Data shown =
——

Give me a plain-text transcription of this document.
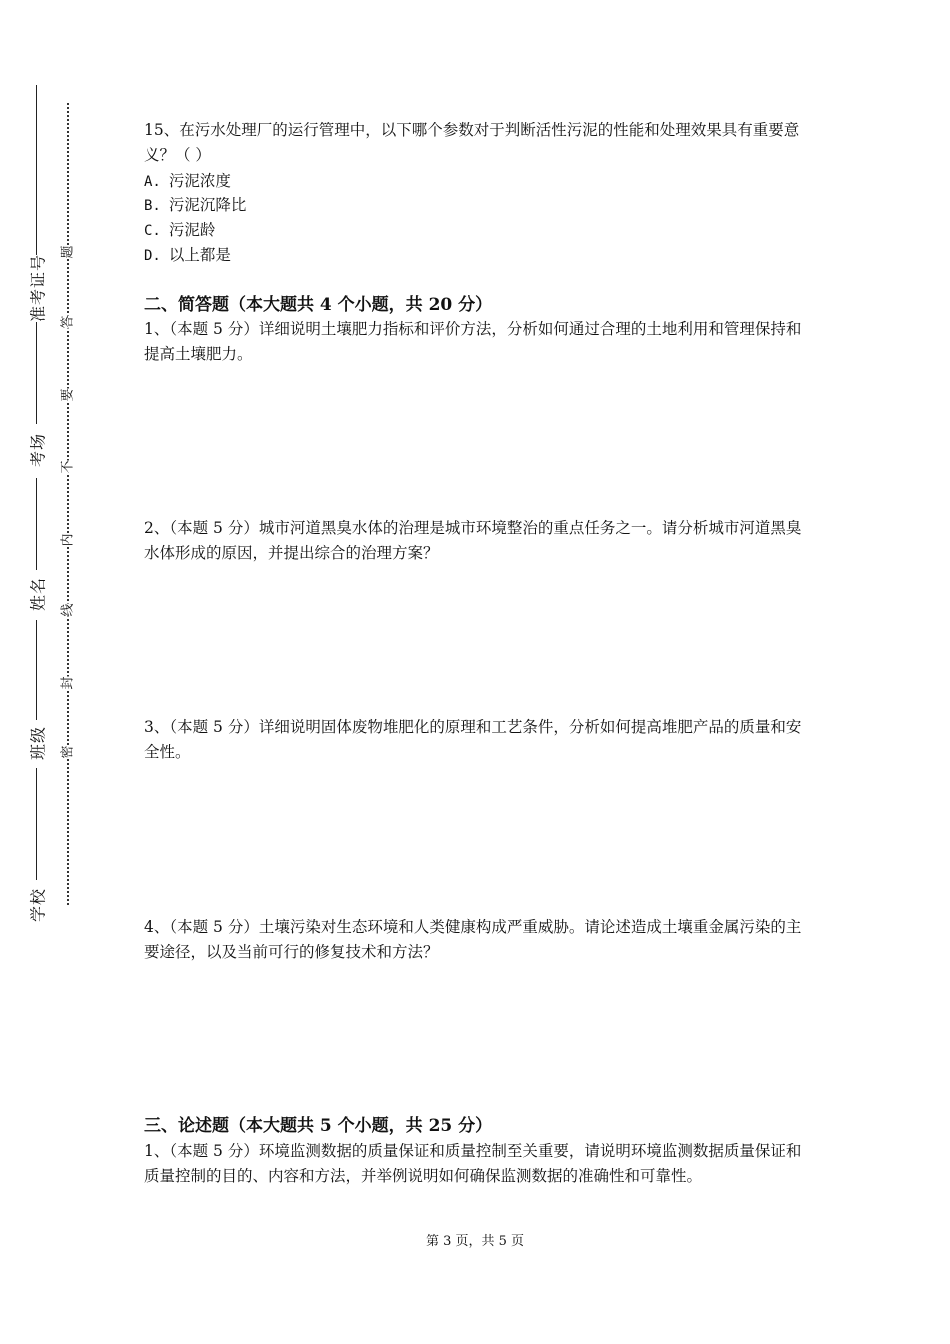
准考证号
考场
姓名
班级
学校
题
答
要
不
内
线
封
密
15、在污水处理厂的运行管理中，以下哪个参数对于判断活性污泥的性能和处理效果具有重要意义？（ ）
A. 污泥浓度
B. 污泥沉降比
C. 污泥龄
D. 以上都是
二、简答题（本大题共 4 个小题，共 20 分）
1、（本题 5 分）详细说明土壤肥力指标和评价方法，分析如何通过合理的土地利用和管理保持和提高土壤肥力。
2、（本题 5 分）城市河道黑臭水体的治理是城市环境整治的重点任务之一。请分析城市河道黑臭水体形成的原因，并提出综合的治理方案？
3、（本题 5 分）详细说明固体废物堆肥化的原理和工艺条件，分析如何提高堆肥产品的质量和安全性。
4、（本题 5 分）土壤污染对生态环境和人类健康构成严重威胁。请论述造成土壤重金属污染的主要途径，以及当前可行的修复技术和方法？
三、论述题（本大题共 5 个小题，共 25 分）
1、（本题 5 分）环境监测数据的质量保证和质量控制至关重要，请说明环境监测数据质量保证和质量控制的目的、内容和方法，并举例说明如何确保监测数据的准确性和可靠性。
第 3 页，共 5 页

——

Directions for this task = Each record above is to be restated exactly, with its pictures removed from the copy.

Reply =
Give me a plain-text transcription of this document.
准考证号
考场
姓名
班级
学校
题
答
要
不
内
线
封
密
15、在污水处理厂的运行管理中，以下哪个参数对于判断活性污泥的性能和处理效果具有重要意义？（ ）
A. 污泥浓度
B. 污泥沉降比
C. 污泥龄
D. 以上都是
二、简答题（本大题共 4 个小题，共 20 分）
1、（本题 5 分）详细说明土壤肥力指标和评价方法，分析如何通过合理的土地利用和管理保持和提高土壤肥力。
2、（本题 5 分）城市河道黑臭水体的治理是城市环境整治的重点任务之一。请分析城市河道黑臭水体形成的原因，并提出综合的治理方案？
3、（本题 5 分）详细说明固体废物堆肥化的原理和工艺条件，分析如何提高堆肥产品的质量和安全性。
4、（本题 5 分）土壤污染对生态环境和人类健康构成严重威胁。请论述造成土壤重金属污染的主要途径，以及当前可行的修复技术和方法？
三、论述题（本大题共 5 个小题，共 25 分）
1、（本题 5 分）环境监测数据的质量保证和质量控制至关重要，请说明环境监测数据质量保证和质量控制的目的、内容和方法，并举例说明如何确保监测数据的准确性和可靠性。
第 3 页，共 5 页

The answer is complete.